TEXT EXTRACT:
Know why software installation is difficult on Linux? It’s a secret. I can’t tell you.

I love this line from Preston Gralla’s latest bit of anti-Linux propaganda:

But when you try to install new software [in Linux], or upgrade existing software, you’ll be in for trouble. I won’t get down and dirty with the details here, but believe me, it’s not pretty.

Actually, I don’t believe you. Why should anyone? I find it quite pretty. I find it beautiful and simple.

Since Gralla doesn’t want to spend the time explaining to you the details of software installation in Linux, I will. I will get down and dirty with the details here.

I’ve been using Ubuntu for the past four years straight. When I want to install software, this is what I do:

  • I click with my mouse on the Applications menu.
  • Then I select with my mouse the menu item Add/Remove.
  • I do a search in a little text search field (which I can click in with my mouse) for the software I want (or what the software does) and then some results come up in the search with little pictures and descriptions next to them.
  • I pick the result I want and check with my mouse the little checkbox next to it.
  • Then I click with my mouse the Apply button.

That’s it. Some pretty dirty details there. If you want to see screenshots of this “not pretty” process, you can visit my Ubuntu software installation page.

And the best part is that I don’t even have to worry about upgrading applications. Every six months when I upgrade Ubuntu, all my applications automatically get upgraded. How easy is that?

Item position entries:
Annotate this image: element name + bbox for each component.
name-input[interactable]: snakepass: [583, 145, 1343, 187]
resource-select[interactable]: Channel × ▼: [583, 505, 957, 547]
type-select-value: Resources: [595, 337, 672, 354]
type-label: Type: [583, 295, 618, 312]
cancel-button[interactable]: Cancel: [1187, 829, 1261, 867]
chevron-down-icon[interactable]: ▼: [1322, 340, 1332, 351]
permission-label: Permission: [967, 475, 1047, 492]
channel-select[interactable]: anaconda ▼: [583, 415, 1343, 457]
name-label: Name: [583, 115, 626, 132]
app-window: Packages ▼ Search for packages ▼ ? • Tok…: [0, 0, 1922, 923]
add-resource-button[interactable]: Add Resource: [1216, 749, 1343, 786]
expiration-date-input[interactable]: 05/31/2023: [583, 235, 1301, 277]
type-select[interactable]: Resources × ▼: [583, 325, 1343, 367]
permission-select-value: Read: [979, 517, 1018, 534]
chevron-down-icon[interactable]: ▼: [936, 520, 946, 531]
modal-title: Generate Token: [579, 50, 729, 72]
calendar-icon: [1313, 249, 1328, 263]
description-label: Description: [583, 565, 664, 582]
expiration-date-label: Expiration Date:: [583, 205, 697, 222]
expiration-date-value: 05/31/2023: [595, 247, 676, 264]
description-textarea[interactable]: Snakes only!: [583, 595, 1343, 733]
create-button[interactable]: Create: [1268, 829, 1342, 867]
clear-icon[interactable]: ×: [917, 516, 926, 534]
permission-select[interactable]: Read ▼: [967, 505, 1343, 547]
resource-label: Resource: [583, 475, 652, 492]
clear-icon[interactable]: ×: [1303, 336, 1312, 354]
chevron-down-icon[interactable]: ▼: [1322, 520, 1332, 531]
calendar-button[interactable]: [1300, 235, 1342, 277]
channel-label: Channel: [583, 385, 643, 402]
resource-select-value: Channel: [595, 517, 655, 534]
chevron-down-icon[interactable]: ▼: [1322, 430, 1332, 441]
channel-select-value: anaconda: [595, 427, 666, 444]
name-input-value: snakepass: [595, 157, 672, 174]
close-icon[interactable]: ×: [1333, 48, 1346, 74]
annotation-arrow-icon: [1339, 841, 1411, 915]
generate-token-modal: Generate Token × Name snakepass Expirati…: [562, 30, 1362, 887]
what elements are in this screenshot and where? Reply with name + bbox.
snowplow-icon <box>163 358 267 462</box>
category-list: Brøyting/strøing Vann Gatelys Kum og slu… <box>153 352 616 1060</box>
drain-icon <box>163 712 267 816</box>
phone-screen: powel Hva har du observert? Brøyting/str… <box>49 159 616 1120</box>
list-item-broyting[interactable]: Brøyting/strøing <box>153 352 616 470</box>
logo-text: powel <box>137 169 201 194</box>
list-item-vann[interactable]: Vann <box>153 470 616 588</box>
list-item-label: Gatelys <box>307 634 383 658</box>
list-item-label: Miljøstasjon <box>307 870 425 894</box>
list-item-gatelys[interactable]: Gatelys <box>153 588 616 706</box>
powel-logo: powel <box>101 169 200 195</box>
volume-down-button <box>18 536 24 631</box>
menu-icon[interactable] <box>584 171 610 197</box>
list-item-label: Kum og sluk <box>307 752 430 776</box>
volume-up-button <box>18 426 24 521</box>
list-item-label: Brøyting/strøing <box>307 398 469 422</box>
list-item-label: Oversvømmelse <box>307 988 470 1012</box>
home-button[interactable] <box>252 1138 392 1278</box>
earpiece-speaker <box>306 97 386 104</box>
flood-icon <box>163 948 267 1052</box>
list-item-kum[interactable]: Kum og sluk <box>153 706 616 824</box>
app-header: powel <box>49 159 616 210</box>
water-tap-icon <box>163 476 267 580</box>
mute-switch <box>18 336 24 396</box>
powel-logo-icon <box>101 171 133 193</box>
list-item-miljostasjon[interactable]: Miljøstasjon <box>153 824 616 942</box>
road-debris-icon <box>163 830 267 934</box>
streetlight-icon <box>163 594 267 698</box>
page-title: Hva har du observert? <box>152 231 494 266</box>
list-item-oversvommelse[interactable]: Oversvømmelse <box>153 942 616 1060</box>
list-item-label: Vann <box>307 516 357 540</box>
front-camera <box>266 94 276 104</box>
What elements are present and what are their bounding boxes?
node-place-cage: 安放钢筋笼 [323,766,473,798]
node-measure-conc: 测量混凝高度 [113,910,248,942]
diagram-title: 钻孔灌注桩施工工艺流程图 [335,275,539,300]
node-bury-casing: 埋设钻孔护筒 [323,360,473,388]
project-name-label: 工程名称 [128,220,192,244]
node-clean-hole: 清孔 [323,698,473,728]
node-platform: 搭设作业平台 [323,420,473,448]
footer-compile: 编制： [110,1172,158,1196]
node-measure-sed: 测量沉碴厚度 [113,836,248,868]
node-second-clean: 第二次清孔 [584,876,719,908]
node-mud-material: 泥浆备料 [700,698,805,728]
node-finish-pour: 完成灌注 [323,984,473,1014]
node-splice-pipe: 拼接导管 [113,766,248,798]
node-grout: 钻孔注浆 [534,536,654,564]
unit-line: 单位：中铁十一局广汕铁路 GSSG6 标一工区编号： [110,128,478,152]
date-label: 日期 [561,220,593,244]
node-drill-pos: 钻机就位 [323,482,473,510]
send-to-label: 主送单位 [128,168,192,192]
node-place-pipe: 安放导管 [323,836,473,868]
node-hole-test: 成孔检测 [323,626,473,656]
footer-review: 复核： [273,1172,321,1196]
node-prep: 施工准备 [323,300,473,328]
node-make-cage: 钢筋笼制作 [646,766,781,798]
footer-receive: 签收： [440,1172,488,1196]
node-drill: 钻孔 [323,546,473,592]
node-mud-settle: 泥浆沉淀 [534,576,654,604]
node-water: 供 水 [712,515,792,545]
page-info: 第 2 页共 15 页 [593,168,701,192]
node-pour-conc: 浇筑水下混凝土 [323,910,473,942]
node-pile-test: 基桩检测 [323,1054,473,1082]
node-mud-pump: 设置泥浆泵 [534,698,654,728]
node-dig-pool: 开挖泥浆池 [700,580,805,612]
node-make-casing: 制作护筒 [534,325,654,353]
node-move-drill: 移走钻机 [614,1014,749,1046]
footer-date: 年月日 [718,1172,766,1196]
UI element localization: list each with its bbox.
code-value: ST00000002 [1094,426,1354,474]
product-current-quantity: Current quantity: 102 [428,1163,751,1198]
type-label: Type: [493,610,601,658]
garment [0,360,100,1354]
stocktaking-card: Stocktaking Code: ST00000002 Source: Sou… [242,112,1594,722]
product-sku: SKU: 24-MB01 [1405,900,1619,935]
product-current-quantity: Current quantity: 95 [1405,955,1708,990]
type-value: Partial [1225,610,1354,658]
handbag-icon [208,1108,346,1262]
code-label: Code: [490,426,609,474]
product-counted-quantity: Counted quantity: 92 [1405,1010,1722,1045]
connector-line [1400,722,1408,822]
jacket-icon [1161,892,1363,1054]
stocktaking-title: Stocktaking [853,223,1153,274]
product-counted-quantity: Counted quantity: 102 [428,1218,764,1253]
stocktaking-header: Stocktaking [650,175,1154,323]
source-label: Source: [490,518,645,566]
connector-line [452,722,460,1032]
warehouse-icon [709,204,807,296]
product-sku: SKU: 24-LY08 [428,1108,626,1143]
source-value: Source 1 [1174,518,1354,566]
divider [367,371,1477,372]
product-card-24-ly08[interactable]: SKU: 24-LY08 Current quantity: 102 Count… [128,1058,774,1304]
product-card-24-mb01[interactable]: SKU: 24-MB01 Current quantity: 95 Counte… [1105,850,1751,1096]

WHAT TO WORK ON:
1) Answer these questions from the post on Linux software installation:
(a) For how many years has the writer been using Ubuntu?
(b) Which button does the writer click in the final step of installing software?
(c) How often does the writer upgrade Ubuntu?
2) Resume the post on Linux software installation, starting right after its last sentence.
This data has nothing to do with the post on Linux software installation.

EXPECTED RESPONSES:
1)
(a) Four years.
(b) The Apply button.
(c) Every six months.

2)
Gralla, welcome to 2009 (or actually even 2005). I don’t know why you’re still using Linux distributions from ten years ago. Do I make judgments on Windows based on my experiences with Windows ME?


  1. People complain about a lack of software availability for Linux, but when I’m forced to use Windows I’m more struck by that. On my computer, when I need to do a task, the software I need is usually a couple clicks away. When I have to use Windows, I usually have to go buy something either online or in a *gasp* store.

    Talk about inconvenient!

  2. Well, in this case, the criticism is more about the difficulty of installing software instead of the availability of software, but I guess the two are related.

    I’ve been able to find a wealth of programs in the repositories. And the few I haven’t found have been available as double-click-to-install .deb files.

  3. I agree with you software installation in Ubuntu is very very easy. when you want to install something in Windows you have to get online, search for a program, download it, install it, make sure you firewall won’t block it, and then restart your computer.

    On I just goto add or remove programs, and unlike Windows Ubuntu has a huge list of software and adding the software to my system is as simple as clicking on a checkbox and hitting apply. Not very hard at all.

  4. and don’t forget about the whole “all software on the system gets updated instead of just Microsoft stuff with Windows Update” thing, I find that rather nice

  5. To amplify on what Scott just said, ‘Security Updates’ for Ubuntu are checked for/available daily, not just on one Tuesday of the month; the Ubuntu/Linux community is prompt about fixing things; and the ‘updates’ update the operating system, *drivers*, the pre-installed applications, and every application you add to your system from the supported repositories. You can even make it all happen automagically, if you choose. Effortless!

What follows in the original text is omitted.